**Exercise brief:**
All of the listing below must be repeated word for word. Pictures are the only thing to omit.

**Records for this exercise:**
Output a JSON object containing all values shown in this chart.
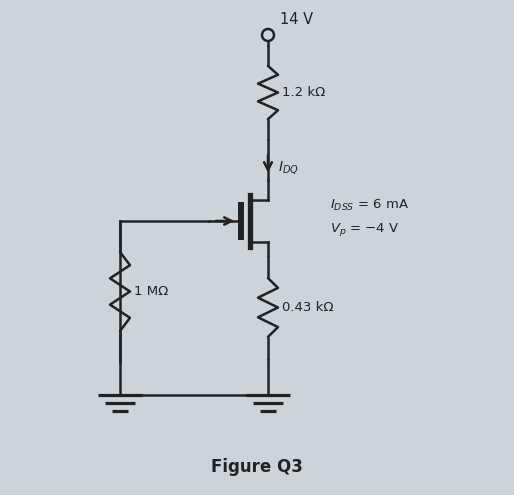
{
  "bg_color": "#ccd4da",
  "line_color": "#222222",
  "title": "Figure Q3",
  "title_fontsize": 12,
  "vdd_label": "14 V",
  "r1_label": "1.2 kΩ",
  "r2_label": "1 MΩ",
  "rs_label": "0.43 kΩ",
  "idss_line1": "$I_{DSS}$ = 6 mA",
  "vp_line2": "$V_p$ = −4 V",
  "lw": 1.8
}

**Correct response:**
Output a JSON object containing all values shown in this chart.
{
  "bg_color": "#ccd4da",
  "line_color": "#222222",
  "title": "Figure Q3",
  "title_fontsize": 12,
  "vdd_label": "14 V",
  "r1_label": "1.2 kΩ",
  "r2_label": "1 MΩ",
  "rs_label": "0.43 kΩ",
  "idss_line1": "$I_{DSS}$ = 6 mA",
  "vp_line2": "$V_p$ = −4 V",
  "lw": 1.8
}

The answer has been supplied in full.